--- WRITTEN PROBLEM ---
Set all the material down again unchanged, without the pictures.

--- DATA EXTRACT ---
>> Begin

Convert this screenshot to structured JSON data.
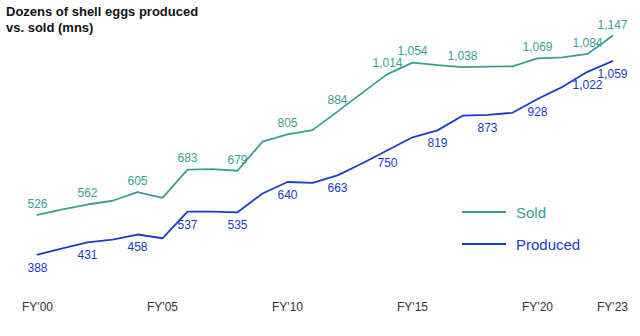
{
  "chart_data": {
    "type": "line",
    "title": "Dozens of shell eggs produced vs. sold (mns)",
    "categories": [
      "FY'00",
      null,
      null,
      null,
      null,
      "FY'05",
      null,
      null,
      null,
      null,
      "FY'10",
      null,
      null,
      null,
      null,
      "FY'15",
      null,
      null,
      null,
      null,
      "FY'20",
      null,
      null,
      "FY'23"
    ],
    "series": [
      {
        "name": "Sold",
        "color": "#3a9e95",
        "values": [
          526,
          545,
          562,
          575,
          605,
          585,
          683,
          685,
          679,
          780,
          805,
          820,
          884,
          950,
          1014,
          1054,
          1045,
          1038,
          1040,
          1041,
          1069,
          1072,
          1084,
          1147
        ],
        "value_labels": [
          "526",
          null,
          "562",
          null,
          "605",
          null,
          "683",
          null,
          "679",
          null,
          "805",
          null,
          "884",
          null,
          "1,014",
          "1,054",
          null,
          "1,038",
          null,
          null,
          "1,069",
          null,
          "1,084",
          "1,147"
        ]
      },
      {
        "name": "Produced",
        "color": "#1a3cc8",
        "values": [
          388,
          410,
          431,
          440,
          458,
          445,
          537,
          537,
          535,
          600,
          640,
          637,
          663,
          705,
          750,
          795,
          819,
          870,
          873,
          880,
          928,
          970,
          1022,
          1059
        ],
        "value_labels": [
          "388",
          null,
          "431",
          null,
          "458",
          null,
          "537",
          null,
          "535",
          null,
          "640",
          null,
          "663",
          null,
          "750",
          null,
          "819",
          null,
          "873",
          null,
          "928",
          null,
          "1,022",
          "1,059"
        ]
      }
    ],
    "ylim": [
      250,
      1200
    ],
    "grid": false,
    "legend": "right",
    "data_labels": true,
    "tick_labels": "x"
  }
}
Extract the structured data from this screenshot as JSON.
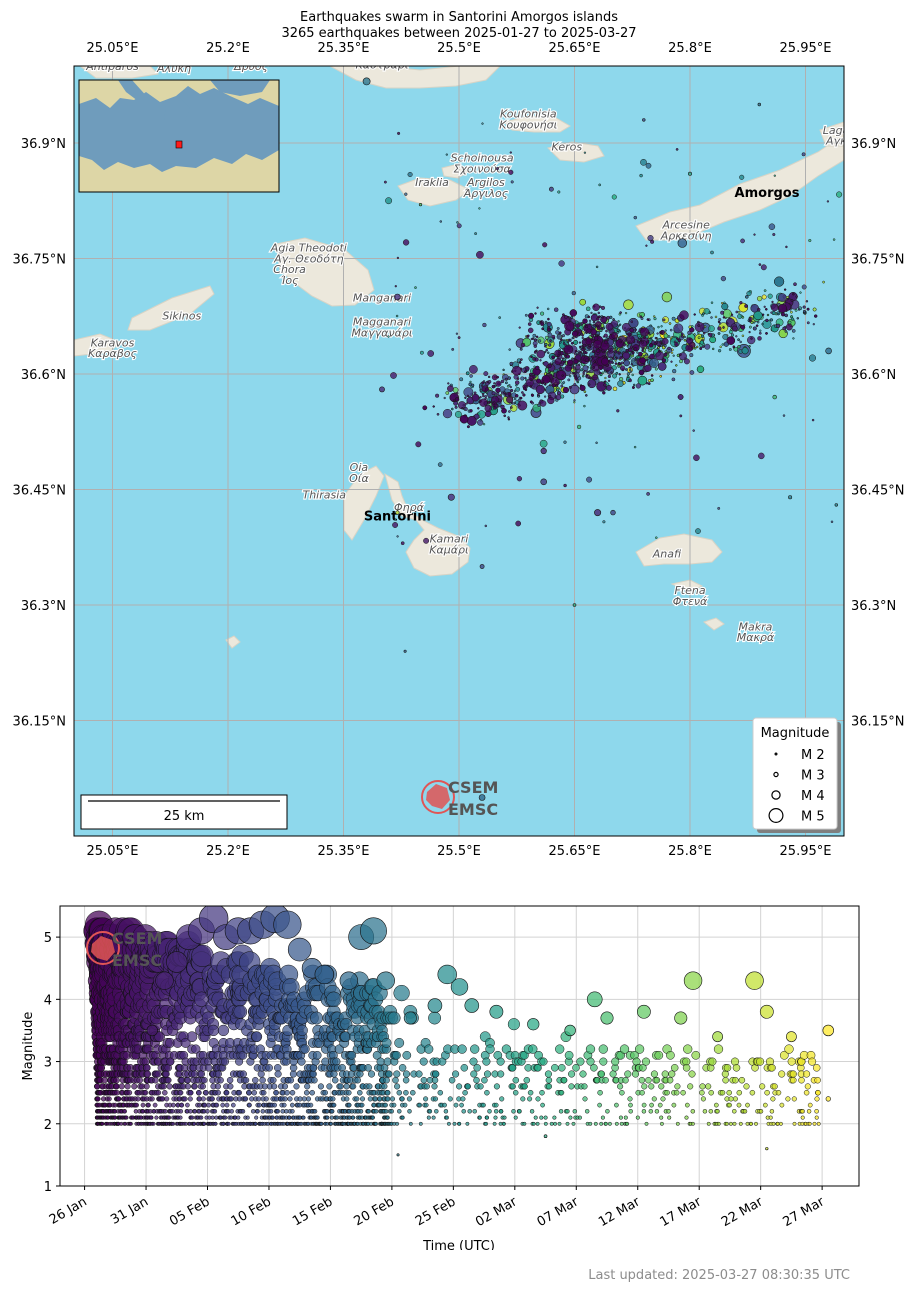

>> End

--- SOLUTION TO THE EXERCISE ---
Convert this screenshot to structured JSON data.
{
  "chart_data": {
    "type": "line",
    "title": "Dozens of shell eggs produced vs. sold (mns)",
    "categories": [
      "FY'00",
      null,
      null,
      null,
      null,
      "FY'05",
      null,
      null,
      null,
      null,
      "FY'10",
      null,
      null,
      null,
      null,
      "FY'15",
      null,
      null,
      null,
      null,
      "FY'20",
      null,
      null,
      "FY'23"
    ],
    "series": [
      {
        "name": "Sold",
        "color": "#3a9e95",
        "values": [
          526,
          545,
          562,
          575,
          605,
          585,
          683,
          685,
          679,
          780,
          805,
          820,
          884,
          950,
          1014,
          1054,
          1045,
          1038,
          1040,
          1041,
          1069,
          1072,
          1084,
          1147
        ],
        "value_labels": [
          "526",
          null,
          "562",
          null,
          "605",
          null,
          "683",
          null,
          "679",
          null,
          "805",
          null,
          "884",
          null,
          "1,014",
          "1,054",
          null,
          "1,038",
          null,
          null,
          "1,069",
          null,
          "1,084",
          "1,147"
        ]
      },
      {
        "name": "Produced",
        "color": "#1a3cc8",
        "values": [
          388,
          410,
          431,
          440,
          458,
          445,
          537,
          537,
          535,
          600,
          640,
          637,
          663,
          705,
          750,
          795,
          819,
          870,
          873,
          880,
          928,
          970,
          1022,
          1059
        ],
        "value_labels": [
          "388",
          null,
          "431",
          null,
          "458",
          null,
          "537",
          null,
          "535",
          null,
          "640",
          null,
          "663",
          null,
          "750",
          null,
          "819",
          null,
          "873",
          null,
          "928",
          null,
          "1,022",
          "1,059"
        ]
      }
    ],
    "ylim": [
      250,
      1200
    ],
    "grid": false,
    "legend": "right",
    "data_labels": true,
    "tick_labels": "x"
  }
}
Extract the structured data from this screenshot as JSON.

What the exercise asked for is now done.